DIRECTION:
Select the lines that contain "кафедрой" and copy each of them.

Records excerpted from a collection:

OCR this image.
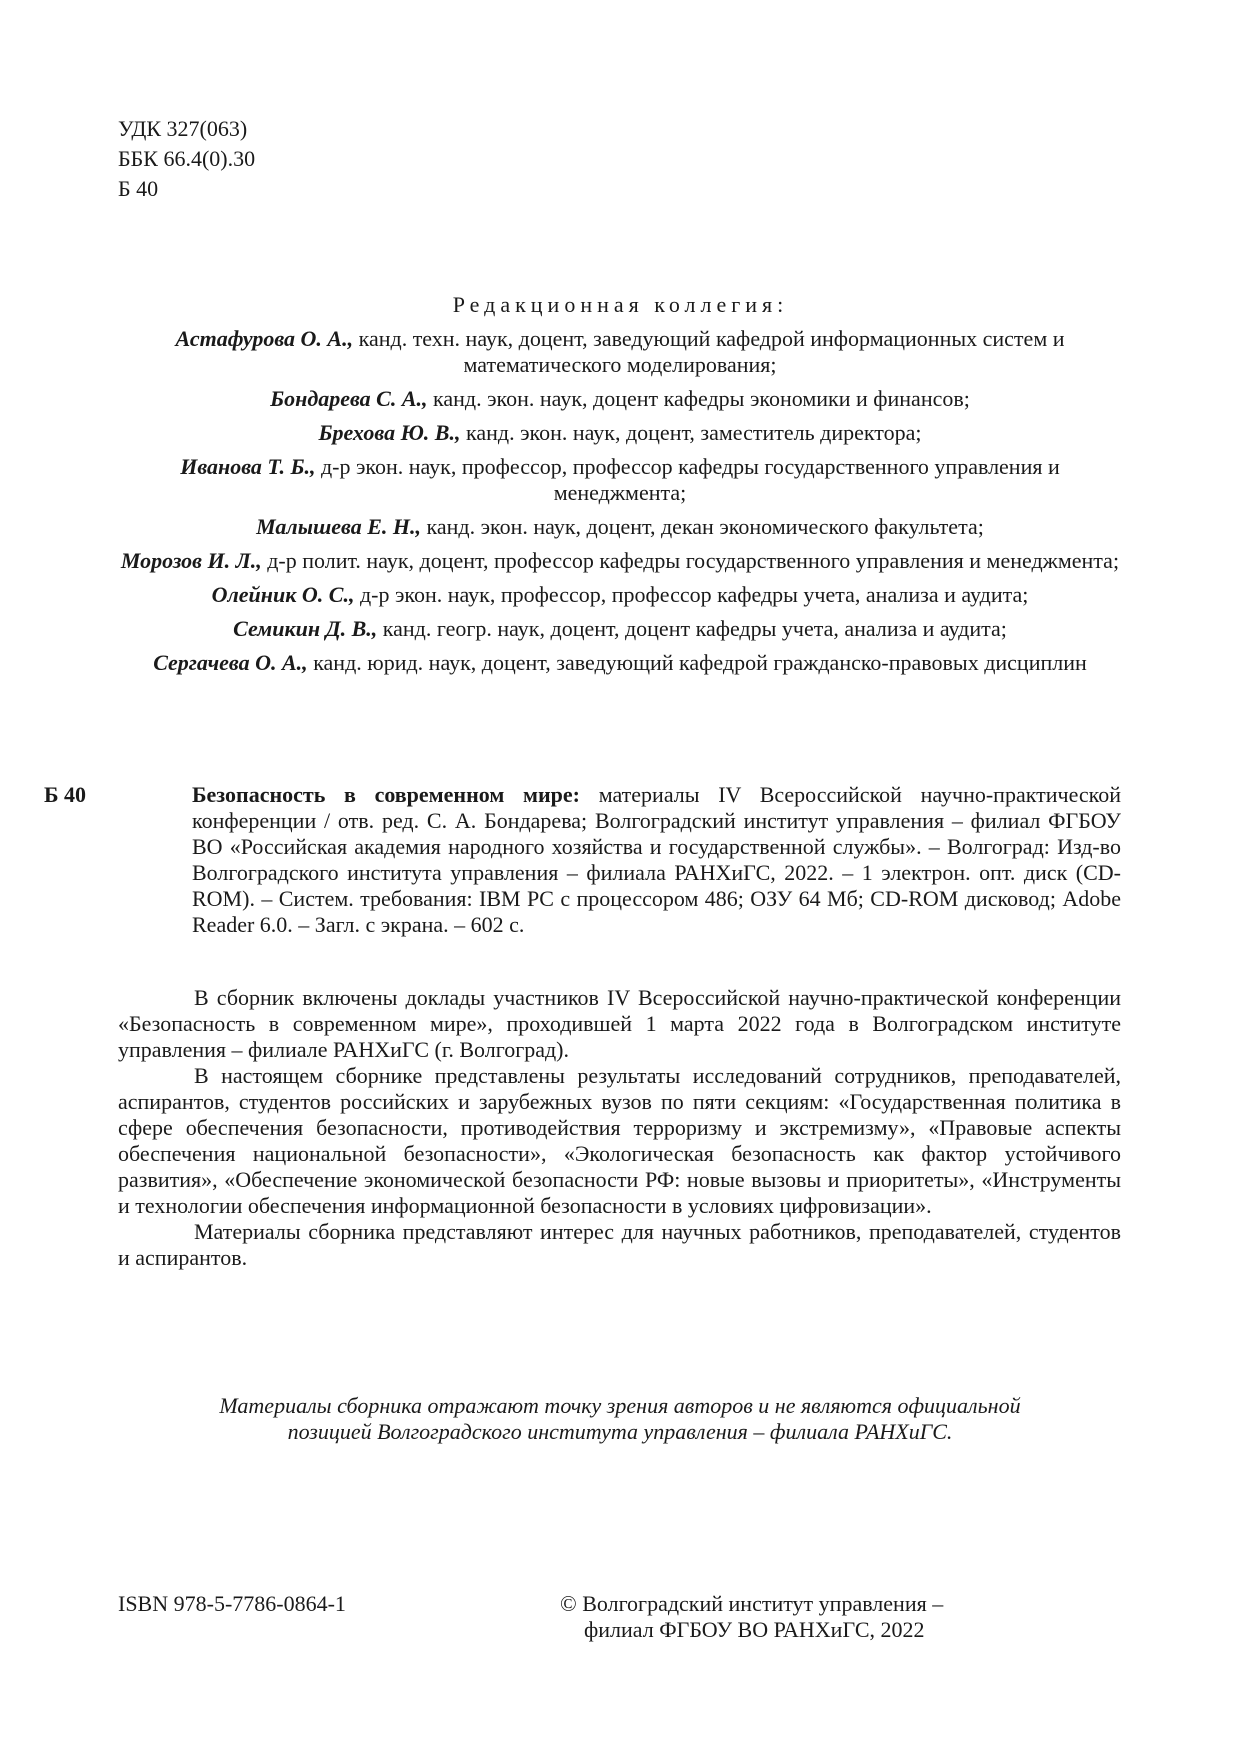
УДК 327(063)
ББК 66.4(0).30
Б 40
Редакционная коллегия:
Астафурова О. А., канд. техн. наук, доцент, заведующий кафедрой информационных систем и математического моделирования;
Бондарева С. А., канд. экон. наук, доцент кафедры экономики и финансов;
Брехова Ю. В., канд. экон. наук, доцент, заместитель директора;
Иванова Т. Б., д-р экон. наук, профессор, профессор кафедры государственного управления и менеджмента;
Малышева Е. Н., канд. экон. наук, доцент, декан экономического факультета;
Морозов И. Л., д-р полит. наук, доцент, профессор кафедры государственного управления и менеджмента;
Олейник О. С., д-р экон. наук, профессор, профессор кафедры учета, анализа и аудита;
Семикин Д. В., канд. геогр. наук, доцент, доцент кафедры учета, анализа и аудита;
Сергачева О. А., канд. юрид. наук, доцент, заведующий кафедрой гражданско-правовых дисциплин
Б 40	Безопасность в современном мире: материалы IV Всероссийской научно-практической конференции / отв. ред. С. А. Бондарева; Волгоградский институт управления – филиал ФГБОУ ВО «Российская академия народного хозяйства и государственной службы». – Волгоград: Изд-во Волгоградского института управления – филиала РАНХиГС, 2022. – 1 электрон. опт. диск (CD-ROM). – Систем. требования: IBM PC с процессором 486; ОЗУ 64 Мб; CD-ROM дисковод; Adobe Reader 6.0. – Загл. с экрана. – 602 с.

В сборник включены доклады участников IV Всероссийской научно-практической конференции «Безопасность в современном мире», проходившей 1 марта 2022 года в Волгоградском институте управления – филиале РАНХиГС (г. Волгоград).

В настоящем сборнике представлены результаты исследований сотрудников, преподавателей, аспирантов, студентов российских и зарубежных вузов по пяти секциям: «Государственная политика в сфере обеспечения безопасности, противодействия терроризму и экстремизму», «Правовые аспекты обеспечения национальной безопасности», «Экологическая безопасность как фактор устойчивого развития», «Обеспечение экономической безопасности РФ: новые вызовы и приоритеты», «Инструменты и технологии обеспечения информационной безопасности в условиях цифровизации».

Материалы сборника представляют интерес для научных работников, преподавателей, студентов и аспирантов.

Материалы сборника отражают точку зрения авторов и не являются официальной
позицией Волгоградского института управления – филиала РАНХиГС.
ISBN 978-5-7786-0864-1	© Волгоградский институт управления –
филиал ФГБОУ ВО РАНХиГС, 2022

ANSWER BELOW:
Астафурова О. А., канд. техн. наук, доцент, заведующий кафедрой информационных систем и математического моделирования;
Сергачева О. А., канд. юрид. наук, доцент, заведующий кафедрой гражданско-правовых дисциплин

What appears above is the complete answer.